**Exercise brief**
State how many lines of the entries include the string "REGIÓN", please, leaving out everything but the number.

**Data excerpts**
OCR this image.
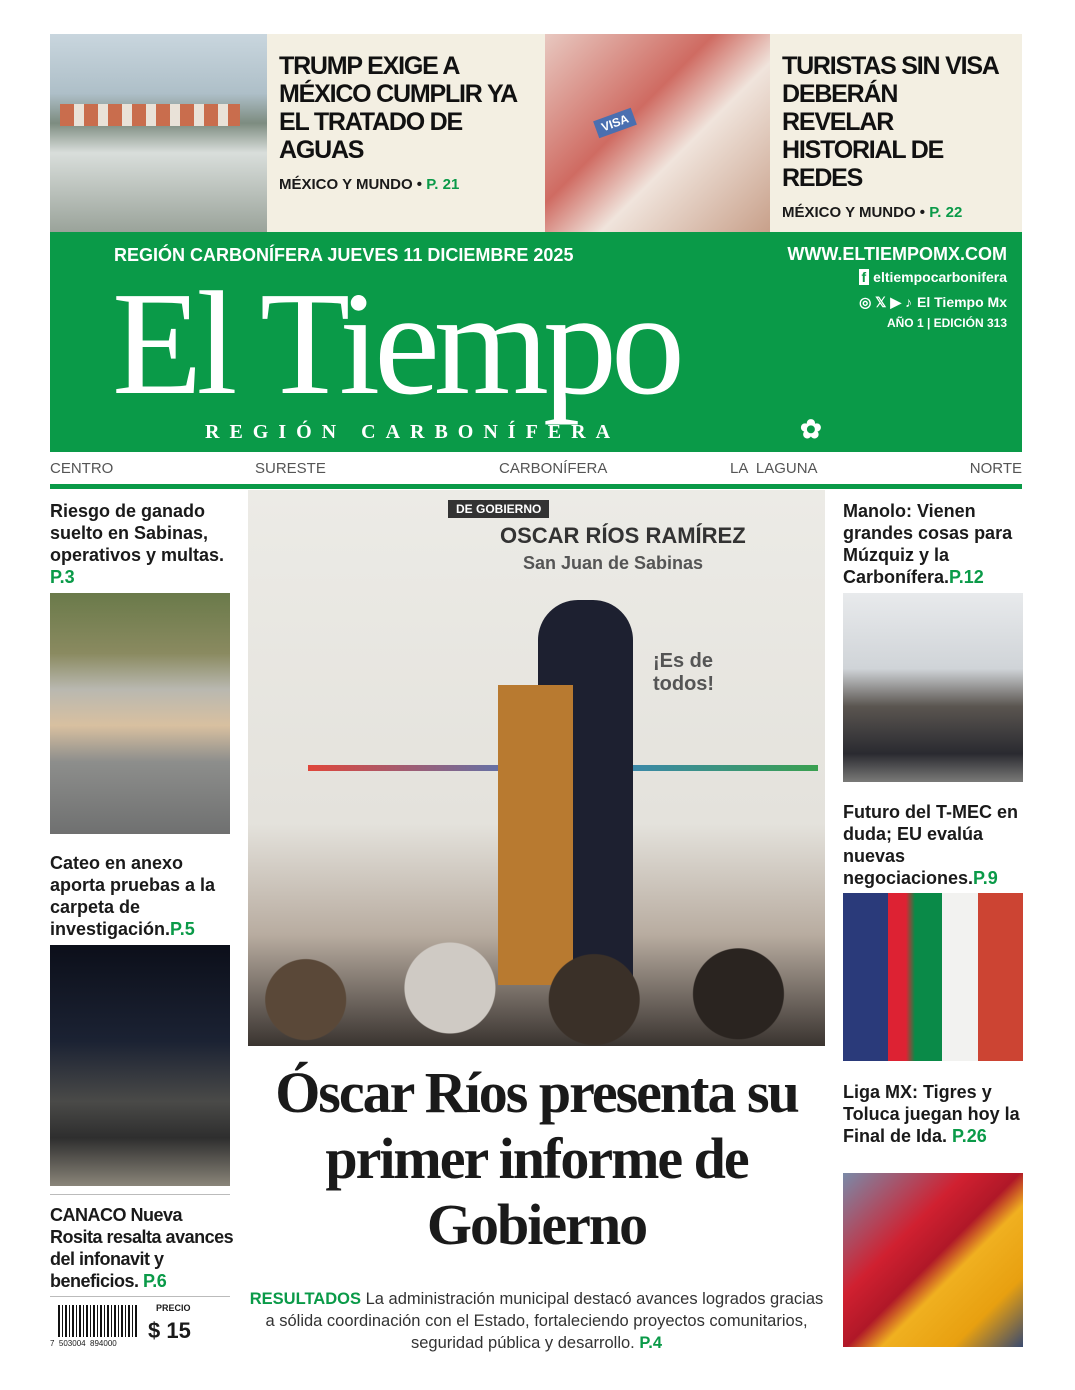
TRUMP EXIGE A MÉXICO CUMPLIR YA EL TRATADO DE AGUAS
MÉXICO Y MUNDO • P. 21
VISA
TURISTAS SIN VISA DEBERÁN REVELAR HISTORIAL DE REDES
MÉXICO Y MUNDO • P. 22
REGIÓN CARBONÍFERA JUEVES 11 DICIEMBRE 2025
El Tiempo
REGIÓN CARBONÍFERA	✿
WWW.ELTIEMPOMX.COM
f eltiempocarbonifera
◎ 𝕏 ▶ ♪ El Tiempo Mx
AÑO 1 | EDICIÓN 313
CENTRO	SURESTE	CARBONÍFERA	LA  LAGUNA	NORTE
Riesgo de ganado suelto en Sabinas, operativos y multas. P.3
Cateo en anexo aporta pruebas a la carpeta de investigación.P.5
CANACO Nueva Rosita resalta avances del infonavit y beneficios. P.6
7  503004  894000
PRECIO
$ 15
DE GOBIERNO
OSCAR RÍOS RAMÍREZ
San Juan de Sabinas
¡Es de todos!
Óscar Ríos presenta su primer informe de Gobierno
RESULTADOS La administración municipal destacó avances logrados gracias a sólida coordinación con el Estado, fortaleciendo proyectos comunitarios, seguridad pública y desarrollo. P.4
Manolo: Vienen grandes cosas para Múzquiz y la Carbonífera.P.12
Futuro del T-MEC en duda; EU evalúa nuevas negociaciones.P.9
Liga MX: Tigres y Toluca juegan hoy la Final de Ida. P.26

**Solution**
2